TO DO: Output all lines exactly.

DATA SHOWN:
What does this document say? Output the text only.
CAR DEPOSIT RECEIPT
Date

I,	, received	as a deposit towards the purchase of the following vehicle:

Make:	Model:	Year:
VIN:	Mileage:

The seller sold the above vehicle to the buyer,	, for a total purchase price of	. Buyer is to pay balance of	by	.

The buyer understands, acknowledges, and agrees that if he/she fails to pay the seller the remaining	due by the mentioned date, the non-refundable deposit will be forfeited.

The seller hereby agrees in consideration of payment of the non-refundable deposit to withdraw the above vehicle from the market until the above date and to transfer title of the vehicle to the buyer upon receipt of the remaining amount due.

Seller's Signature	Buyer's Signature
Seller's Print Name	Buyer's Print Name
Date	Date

ANSWER IN FULL:
What does this document say? Output the text only.
CAR DEPOSIT RECEIPT
Date

I,	, received	as a deposit towards the purchase of the following vehicle:

Make:	Model:	Year:
VIN:	Mileage:

The seller sold the above vehicle to the buyer,	, for a total purchase price of	. Buyer is to pay balance of	by	.

The buyer understands, acknowledges, and agrees that if he/she fails to pay the seller the remaining	due by the mentioned date, the non-refundable deposit will be forfeited.

The seller hereby agrees in consideration of payment of the non-refundable deposit to withdraw the above vehicle from the market until the above date and to transfer title of the vehicle to the buyer upon receipt of the remaining amount due.

Seller's Signature	Buyer's Signature
Seller's Print Name	Buyer's Print Name
Date	Date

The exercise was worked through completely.